TASK STATEMENT: Pick out every line that holds the string "Sales" and copy it.

Collected data:
__________________________________________________

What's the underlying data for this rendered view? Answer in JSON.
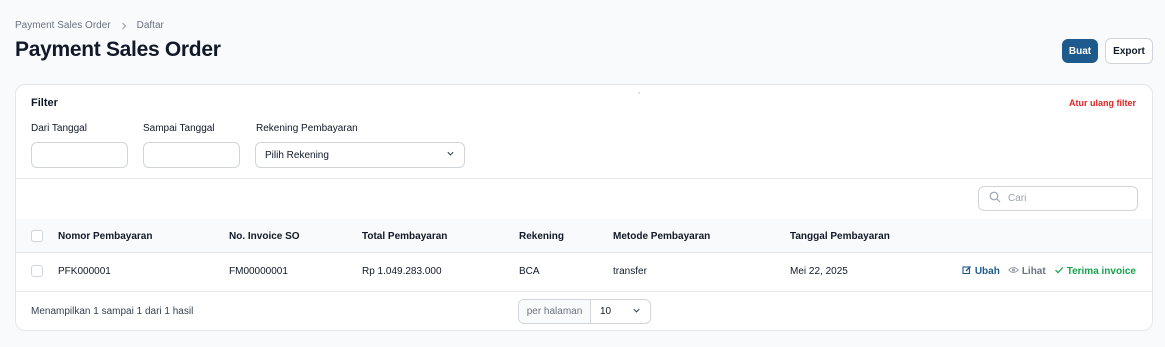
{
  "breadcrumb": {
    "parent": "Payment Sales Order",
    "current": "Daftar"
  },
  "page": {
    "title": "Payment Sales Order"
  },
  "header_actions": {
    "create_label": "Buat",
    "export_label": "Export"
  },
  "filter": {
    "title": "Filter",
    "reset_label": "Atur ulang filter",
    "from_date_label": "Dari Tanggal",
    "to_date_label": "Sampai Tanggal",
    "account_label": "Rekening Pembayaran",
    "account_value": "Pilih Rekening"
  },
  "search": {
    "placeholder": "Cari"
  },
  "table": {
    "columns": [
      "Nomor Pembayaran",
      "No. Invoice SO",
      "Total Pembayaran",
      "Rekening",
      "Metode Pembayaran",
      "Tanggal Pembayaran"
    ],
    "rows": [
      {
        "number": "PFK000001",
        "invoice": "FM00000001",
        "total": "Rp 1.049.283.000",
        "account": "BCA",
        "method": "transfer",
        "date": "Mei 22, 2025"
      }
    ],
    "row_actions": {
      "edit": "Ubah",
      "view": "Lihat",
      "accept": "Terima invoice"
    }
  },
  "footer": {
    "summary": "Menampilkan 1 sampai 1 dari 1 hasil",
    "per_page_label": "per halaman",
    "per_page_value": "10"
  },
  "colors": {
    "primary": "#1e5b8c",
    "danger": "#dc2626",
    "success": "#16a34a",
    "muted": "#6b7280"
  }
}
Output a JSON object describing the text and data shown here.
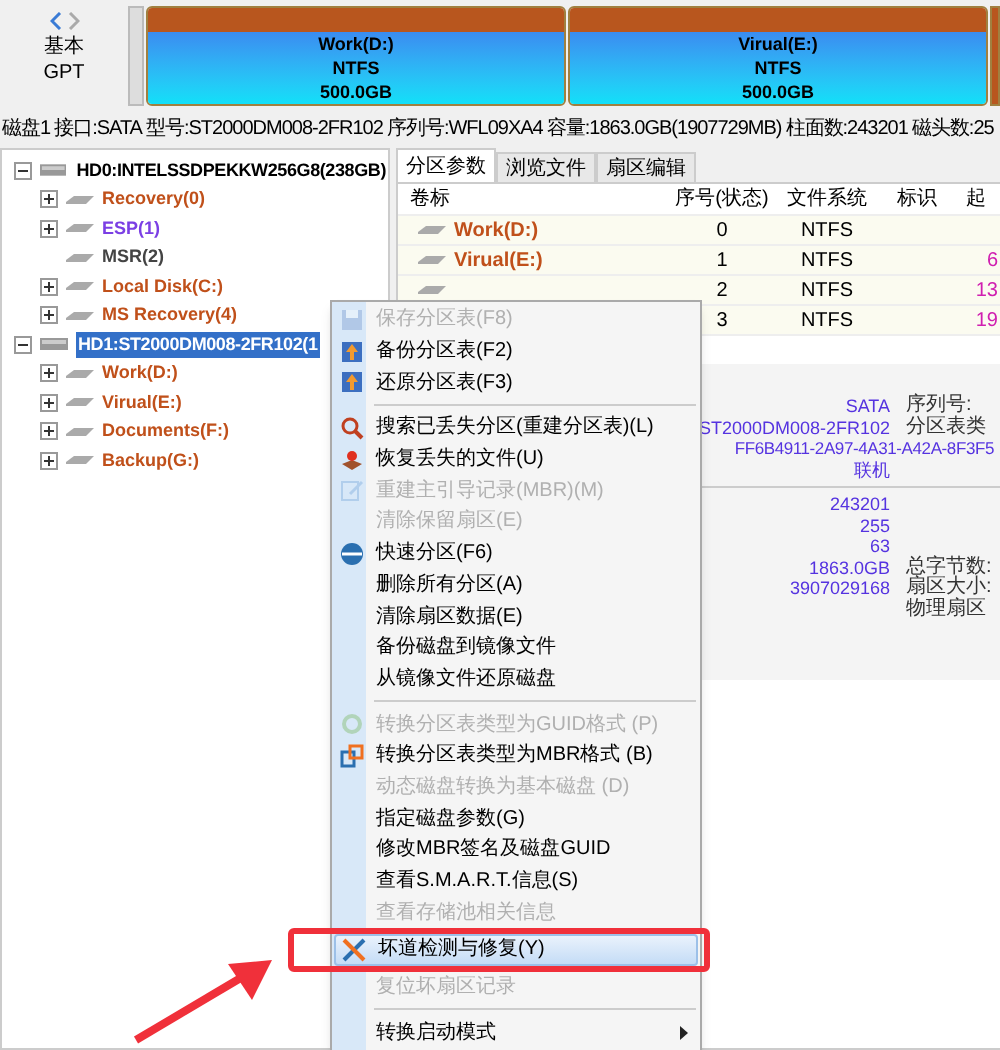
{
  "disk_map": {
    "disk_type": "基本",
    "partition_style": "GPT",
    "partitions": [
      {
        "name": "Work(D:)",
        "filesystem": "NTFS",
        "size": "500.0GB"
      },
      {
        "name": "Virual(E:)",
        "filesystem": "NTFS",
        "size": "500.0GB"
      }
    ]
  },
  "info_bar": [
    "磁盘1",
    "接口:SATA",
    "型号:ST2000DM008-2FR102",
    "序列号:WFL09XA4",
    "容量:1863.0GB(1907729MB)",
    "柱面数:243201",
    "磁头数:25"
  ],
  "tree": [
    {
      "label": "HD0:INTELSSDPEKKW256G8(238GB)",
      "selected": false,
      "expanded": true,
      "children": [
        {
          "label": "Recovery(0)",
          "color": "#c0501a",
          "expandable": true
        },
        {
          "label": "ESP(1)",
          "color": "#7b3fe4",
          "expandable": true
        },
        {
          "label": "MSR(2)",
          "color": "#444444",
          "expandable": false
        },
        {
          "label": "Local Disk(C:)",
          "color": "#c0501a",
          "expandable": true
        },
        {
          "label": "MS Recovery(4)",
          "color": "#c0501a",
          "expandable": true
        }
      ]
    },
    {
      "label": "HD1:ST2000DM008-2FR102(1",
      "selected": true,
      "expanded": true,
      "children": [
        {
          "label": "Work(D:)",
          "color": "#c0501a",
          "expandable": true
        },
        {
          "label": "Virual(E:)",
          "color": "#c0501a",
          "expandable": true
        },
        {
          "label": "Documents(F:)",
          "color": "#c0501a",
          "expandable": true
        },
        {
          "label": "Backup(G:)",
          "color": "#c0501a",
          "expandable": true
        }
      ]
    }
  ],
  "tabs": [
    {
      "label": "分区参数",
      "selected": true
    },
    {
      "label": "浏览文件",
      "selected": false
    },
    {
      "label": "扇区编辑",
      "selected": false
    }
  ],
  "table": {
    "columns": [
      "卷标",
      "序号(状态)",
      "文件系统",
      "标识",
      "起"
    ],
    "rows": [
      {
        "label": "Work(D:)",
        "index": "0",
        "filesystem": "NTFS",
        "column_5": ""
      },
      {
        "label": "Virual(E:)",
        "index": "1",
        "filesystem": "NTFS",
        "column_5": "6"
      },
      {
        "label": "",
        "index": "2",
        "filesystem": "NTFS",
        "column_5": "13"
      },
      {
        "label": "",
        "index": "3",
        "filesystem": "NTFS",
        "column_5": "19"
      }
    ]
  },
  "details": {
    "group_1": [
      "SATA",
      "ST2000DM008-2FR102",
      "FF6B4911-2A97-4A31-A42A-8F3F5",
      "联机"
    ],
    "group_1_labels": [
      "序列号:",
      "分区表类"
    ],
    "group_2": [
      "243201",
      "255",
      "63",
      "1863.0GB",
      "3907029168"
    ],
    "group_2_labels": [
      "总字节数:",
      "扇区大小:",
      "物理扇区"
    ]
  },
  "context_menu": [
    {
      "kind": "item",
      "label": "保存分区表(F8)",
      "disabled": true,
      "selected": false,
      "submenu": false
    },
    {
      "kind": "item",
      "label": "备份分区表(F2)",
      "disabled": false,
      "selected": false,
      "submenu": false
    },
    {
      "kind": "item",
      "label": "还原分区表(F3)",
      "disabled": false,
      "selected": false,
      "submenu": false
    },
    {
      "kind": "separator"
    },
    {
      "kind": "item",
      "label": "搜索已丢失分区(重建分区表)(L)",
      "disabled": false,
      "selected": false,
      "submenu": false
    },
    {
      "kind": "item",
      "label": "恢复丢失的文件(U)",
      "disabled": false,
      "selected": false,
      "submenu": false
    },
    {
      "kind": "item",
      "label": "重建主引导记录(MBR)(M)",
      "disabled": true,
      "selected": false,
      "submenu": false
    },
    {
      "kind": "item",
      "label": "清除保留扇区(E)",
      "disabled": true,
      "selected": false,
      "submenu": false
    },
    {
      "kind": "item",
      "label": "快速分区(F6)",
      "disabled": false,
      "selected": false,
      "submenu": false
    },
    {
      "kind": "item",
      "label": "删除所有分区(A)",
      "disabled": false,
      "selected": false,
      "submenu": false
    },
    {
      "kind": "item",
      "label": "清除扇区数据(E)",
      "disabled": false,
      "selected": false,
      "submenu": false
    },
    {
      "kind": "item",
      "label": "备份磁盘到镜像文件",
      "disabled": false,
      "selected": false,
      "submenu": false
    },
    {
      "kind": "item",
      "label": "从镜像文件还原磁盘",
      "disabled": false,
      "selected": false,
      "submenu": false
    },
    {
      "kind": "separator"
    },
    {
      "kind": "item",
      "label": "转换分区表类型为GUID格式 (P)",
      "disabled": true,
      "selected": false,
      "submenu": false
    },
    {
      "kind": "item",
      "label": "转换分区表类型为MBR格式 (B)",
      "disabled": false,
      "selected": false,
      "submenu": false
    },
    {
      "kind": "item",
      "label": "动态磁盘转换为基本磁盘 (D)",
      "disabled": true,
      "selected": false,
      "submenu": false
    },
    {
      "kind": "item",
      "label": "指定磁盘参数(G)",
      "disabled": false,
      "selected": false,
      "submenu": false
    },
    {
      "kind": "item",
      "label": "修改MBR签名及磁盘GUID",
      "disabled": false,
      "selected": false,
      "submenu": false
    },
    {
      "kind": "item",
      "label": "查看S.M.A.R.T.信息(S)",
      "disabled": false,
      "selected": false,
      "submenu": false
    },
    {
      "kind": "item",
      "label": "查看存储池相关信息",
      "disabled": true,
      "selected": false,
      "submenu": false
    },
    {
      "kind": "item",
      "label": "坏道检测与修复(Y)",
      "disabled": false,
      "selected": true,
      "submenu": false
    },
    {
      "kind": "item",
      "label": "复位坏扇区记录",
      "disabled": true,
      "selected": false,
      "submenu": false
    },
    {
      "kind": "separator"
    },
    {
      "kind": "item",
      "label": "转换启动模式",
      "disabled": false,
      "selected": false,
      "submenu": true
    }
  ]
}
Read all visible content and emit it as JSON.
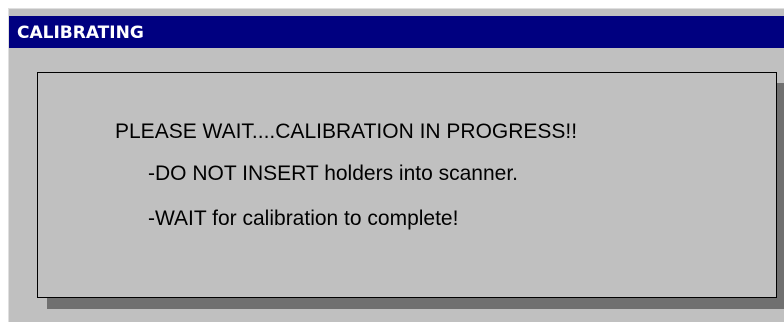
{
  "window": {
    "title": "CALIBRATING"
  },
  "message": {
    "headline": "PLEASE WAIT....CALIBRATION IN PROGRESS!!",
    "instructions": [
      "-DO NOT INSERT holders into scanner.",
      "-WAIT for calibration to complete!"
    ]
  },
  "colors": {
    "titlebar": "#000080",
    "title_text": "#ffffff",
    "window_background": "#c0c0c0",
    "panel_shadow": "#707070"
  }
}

__________________________________________________

TASK SOLUTION:
    "parent": "Payment Sales Order",
    "title": "Payment Sales Order"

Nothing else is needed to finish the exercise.